TASK GOAL: Track down each line that has the word "unsigned" and copy it.

Data items
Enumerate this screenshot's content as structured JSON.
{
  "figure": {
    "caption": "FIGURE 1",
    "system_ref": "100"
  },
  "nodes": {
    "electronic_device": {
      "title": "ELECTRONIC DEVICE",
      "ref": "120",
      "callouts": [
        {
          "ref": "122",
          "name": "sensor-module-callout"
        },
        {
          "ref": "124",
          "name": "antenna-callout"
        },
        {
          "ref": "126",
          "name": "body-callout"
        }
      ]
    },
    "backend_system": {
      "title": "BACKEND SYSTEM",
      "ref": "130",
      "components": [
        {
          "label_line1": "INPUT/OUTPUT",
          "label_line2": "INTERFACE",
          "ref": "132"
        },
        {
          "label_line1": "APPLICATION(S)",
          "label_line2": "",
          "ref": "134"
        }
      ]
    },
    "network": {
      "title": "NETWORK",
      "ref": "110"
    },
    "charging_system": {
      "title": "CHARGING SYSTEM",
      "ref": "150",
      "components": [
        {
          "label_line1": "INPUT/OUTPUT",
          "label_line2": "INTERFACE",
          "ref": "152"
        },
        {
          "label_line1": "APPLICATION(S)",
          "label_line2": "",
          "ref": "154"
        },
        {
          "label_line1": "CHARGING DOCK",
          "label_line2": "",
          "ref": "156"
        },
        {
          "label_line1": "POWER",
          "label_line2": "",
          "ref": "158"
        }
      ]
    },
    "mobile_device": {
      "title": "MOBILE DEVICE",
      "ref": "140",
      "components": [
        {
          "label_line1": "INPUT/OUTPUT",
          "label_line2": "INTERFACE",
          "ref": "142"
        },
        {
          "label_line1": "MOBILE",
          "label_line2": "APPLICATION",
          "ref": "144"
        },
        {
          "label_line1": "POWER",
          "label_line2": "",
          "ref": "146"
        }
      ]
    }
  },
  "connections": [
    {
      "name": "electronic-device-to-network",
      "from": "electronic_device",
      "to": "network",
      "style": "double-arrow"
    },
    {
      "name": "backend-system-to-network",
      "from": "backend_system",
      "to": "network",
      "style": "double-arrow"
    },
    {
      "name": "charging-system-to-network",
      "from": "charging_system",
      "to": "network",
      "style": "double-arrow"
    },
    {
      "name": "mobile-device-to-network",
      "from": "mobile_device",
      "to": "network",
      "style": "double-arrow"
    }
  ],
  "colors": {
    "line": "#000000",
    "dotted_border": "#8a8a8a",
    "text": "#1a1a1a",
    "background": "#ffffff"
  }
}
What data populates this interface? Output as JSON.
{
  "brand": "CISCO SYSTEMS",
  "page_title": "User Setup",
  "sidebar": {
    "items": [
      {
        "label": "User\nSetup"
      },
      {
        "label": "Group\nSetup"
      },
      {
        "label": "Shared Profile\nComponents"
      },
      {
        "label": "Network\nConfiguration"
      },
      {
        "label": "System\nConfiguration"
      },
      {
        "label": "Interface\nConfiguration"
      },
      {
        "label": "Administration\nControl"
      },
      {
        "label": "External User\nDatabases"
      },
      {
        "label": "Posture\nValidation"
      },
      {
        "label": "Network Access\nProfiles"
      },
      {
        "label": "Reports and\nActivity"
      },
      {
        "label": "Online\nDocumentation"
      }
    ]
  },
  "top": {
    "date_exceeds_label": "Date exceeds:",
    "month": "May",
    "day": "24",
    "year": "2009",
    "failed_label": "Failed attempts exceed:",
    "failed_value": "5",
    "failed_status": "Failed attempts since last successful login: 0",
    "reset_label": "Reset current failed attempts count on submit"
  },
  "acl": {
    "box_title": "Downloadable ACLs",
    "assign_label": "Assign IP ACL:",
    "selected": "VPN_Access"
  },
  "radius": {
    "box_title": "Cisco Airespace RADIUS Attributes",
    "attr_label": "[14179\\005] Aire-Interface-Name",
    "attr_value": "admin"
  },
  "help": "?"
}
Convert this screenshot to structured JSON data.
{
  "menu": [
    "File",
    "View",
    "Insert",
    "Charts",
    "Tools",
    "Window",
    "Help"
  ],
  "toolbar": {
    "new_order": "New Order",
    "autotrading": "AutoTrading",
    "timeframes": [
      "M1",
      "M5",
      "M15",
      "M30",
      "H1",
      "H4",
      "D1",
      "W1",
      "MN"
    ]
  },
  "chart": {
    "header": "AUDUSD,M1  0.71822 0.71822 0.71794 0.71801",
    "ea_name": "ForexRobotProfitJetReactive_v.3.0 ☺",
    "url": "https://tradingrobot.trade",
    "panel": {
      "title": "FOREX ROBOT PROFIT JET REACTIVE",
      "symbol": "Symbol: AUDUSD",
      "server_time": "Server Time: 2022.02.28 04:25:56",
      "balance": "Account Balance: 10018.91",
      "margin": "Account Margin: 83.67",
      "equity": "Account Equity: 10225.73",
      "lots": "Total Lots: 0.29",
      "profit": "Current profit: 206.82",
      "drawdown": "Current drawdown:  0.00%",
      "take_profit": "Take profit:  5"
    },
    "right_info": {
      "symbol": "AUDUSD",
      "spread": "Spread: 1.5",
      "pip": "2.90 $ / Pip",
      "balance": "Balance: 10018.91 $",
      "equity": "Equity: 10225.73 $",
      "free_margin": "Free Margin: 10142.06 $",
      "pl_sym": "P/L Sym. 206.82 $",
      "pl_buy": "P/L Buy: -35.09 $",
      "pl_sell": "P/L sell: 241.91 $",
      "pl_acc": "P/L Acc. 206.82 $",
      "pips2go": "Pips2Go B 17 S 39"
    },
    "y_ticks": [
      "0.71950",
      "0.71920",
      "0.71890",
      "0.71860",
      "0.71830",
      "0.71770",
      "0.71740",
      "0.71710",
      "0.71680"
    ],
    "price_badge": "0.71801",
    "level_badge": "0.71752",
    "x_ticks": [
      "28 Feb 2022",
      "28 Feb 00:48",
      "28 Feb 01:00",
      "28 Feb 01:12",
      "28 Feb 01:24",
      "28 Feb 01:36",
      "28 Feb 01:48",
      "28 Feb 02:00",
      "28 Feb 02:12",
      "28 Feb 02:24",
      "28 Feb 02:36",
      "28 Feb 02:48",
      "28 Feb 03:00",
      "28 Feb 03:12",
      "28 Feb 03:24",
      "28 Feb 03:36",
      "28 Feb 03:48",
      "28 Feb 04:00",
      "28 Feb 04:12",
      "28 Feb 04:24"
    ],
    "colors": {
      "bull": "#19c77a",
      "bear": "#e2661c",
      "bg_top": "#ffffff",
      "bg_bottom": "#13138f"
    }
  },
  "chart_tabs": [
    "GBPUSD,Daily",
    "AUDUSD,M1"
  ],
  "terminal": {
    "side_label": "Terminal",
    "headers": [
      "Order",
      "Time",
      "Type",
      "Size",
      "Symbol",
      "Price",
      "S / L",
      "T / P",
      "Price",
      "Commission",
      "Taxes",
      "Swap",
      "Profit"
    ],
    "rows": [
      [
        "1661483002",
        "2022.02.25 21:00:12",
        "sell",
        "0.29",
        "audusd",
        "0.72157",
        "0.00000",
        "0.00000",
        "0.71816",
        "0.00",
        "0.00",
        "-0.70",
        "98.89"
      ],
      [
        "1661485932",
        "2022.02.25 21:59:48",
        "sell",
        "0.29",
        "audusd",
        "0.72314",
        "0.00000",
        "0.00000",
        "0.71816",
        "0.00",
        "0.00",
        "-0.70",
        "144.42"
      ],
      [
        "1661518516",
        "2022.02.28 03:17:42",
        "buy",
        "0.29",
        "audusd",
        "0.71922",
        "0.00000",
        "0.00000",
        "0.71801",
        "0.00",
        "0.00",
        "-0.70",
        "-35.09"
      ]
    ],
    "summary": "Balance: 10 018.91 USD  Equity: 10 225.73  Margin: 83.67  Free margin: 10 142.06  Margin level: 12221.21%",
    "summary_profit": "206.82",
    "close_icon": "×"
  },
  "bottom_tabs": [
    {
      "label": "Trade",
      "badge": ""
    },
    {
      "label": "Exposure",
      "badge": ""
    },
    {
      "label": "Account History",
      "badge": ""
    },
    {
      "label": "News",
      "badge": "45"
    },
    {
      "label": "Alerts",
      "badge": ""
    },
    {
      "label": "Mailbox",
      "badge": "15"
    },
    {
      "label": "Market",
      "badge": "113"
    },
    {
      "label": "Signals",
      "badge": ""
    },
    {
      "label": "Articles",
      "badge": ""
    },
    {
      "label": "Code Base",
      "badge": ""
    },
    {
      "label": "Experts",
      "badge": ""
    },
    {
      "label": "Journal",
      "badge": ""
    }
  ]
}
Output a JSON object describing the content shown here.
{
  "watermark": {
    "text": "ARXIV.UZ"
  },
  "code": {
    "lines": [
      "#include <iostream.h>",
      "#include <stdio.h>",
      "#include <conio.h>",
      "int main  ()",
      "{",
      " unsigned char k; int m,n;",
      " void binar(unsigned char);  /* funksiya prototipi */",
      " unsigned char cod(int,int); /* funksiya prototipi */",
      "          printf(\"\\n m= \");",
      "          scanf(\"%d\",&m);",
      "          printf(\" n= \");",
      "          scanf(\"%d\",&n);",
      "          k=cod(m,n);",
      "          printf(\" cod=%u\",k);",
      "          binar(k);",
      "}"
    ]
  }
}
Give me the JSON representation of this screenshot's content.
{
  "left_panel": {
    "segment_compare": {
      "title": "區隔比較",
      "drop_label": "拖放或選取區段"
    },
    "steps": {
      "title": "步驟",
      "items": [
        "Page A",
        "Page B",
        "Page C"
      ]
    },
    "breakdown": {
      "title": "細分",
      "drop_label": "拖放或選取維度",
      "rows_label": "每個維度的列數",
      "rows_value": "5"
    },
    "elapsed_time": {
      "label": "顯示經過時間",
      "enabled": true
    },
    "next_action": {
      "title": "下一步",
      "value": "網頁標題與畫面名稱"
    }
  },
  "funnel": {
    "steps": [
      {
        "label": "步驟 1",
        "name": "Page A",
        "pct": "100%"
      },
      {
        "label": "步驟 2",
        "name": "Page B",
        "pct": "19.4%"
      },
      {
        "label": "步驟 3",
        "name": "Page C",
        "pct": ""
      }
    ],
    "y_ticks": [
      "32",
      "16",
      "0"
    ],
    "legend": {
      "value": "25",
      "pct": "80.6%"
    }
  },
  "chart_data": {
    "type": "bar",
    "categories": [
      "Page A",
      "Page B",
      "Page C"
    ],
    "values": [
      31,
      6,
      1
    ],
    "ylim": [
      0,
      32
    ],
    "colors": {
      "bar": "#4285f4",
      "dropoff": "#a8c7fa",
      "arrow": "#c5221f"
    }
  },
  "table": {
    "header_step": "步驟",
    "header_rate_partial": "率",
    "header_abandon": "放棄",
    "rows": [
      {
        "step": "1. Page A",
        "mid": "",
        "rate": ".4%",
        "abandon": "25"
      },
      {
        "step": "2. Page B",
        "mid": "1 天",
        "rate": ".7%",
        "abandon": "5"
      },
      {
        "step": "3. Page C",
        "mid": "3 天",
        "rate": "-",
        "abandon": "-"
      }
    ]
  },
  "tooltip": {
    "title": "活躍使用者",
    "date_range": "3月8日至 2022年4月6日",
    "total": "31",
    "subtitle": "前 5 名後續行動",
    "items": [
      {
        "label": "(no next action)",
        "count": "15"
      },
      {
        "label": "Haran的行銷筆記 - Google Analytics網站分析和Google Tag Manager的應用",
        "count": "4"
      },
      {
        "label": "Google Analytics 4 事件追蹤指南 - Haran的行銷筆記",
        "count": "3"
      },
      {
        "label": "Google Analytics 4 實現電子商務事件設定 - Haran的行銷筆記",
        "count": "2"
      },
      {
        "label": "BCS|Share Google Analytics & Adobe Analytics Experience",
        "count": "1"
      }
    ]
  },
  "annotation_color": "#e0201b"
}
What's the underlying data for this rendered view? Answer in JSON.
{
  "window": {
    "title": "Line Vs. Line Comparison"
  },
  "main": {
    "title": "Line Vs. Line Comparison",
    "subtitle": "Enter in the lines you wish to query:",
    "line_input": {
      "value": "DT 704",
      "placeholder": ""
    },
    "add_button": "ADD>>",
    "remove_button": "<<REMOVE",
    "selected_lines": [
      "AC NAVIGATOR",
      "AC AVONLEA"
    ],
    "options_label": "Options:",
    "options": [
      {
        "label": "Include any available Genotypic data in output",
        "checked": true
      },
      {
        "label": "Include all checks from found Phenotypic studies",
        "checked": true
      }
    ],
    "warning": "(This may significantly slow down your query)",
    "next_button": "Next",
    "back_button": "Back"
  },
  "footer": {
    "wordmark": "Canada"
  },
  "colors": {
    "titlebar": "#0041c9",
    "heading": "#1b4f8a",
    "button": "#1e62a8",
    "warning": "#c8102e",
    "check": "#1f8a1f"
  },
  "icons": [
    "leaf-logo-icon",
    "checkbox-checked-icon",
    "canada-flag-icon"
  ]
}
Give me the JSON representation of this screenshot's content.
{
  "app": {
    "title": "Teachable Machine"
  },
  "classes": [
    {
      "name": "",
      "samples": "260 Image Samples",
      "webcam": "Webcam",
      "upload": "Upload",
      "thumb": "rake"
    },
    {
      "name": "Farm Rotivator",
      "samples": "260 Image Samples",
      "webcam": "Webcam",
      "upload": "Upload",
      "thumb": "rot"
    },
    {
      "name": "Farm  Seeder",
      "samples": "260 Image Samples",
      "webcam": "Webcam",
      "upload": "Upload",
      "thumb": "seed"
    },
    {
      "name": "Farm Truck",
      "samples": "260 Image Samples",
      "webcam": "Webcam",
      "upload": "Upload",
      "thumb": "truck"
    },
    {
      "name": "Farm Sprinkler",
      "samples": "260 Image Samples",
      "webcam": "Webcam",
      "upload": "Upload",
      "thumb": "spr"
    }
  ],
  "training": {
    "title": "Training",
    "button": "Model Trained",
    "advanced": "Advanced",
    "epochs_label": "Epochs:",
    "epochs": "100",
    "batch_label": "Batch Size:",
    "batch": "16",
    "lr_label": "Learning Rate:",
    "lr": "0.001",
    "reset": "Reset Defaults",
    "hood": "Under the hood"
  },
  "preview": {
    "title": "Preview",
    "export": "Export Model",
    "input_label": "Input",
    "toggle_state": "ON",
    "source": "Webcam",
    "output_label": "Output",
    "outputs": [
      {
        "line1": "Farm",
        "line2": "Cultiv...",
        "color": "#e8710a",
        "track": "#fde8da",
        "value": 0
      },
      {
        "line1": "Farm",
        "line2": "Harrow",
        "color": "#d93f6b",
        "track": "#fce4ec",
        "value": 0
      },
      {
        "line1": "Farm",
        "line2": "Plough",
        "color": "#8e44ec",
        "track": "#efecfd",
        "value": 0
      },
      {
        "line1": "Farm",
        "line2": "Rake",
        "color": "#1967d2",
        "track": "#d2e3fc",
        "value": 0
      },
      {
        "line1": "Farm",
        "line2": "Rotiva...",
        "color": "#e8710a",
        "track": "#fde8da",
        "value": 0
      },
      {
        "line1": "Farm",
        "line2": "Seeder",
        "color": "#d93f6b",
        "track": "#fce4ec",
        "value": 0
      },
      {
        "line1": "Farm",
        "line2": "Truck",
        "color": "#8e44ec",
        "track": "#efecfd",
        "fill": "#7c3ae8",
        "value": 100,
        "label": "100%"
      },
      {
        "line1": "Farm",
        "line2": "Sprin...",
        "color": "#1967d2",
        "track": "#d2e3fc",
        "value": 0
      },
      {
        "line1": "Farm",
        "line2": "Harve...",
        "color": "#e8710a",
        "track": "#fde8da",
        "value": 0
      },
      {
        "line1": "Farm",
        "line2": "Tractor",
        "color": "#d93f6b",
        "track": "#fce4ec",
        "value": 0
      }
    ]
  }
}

ANSWER FOR THE TASK:
      " unsigned char k; int m,n;",
      " void binar(unsigned char);  /* funksiya prototipi */",
      " unsigned char cod(int,int); /* funksiya prototipi */",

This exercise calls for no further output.